Set out the records again, keeping every word as it is.

"""

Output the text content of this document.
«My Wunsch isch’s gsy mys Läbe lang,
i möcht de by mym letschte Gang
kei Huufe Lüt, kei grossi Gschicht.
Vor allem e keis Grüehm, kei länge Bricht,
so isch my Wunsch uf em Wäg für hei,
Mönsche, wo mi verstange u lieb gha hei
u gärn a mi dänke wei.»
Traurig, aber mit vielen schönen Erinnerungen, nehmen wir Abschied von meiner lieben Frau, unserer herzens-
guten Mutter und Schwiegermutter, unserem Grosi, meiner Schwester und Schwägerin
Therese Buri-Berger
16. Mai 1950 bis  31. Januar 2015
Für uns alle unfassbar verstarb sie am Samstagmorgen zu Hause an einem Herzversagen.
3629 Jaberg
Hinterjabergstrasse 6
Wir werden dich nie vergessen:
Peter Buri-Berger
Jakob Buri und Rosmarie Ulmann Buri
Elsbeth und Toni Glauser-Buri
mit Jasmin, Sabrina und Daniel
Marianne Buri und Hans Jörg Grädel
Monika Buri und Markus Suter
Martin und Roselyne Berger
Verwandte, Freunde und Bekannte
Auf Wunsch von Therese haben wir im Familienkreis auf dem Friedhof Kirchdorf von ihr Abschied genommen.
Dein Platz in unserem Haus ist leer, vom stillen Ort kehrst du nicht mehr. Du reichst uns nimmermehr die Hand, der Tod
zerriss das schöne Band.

"""

## [EXPECTED OUTPUT]
Output the text content of this document.
«My Wunsch isch’s gsy mys Läbe lang,
i möcht de by mym letschte Gang
kei Huufe Lüt, kei grossi Gschicht.
Vor allem e keis Grüehm, kei länge Bricht,
so isch my Wunsch uf em Wäg für hei,
Mönsche, wo mi verstange u lieb gha hei
u gärn a mi dänke wei.»
Traurig, aber mit vielen schönen Erinnerungen, nehmen wir Abschied von meiner lieben Frau, unserer herzens-
guten Mutter und Schwiegermutter, unserem Grosi, meiner Schwester und Schwägerin
Therese Buri-Berger
16. Mai 1950 bis  31. Januar 2015
Für uns alle unfassbar verstarb sie am Samstagmorgen zu Hause an einem Herzversagen.
3629 Jaberg
Hinterjabergstrasse 6
Wir werden dich nie vergessen:
Peter Buri-Berger
Jakob Buri und Rosmarie Ulmann Buri
Elsbeth und Toni Glauser-Buri
mit Jasmin, Sabrina und Daniel
Marianne Buri und Hans Jörg Grädel
Monika Buri und Markus Suter
Martin und Roselyne Berger
Verwandte, Freunde und Bekannte
Auf Wunsch von Therese haben wir im Familienkreis auf dem Friedhof Kirchdorf von ihr Abschied genommen.
Dein Platz in unserem Haus ist leer, vom stillen Ort kehrst du nicht mehr. Du reichst uns nimmermehr die Hand, der Tod
zerriss das schöne Band.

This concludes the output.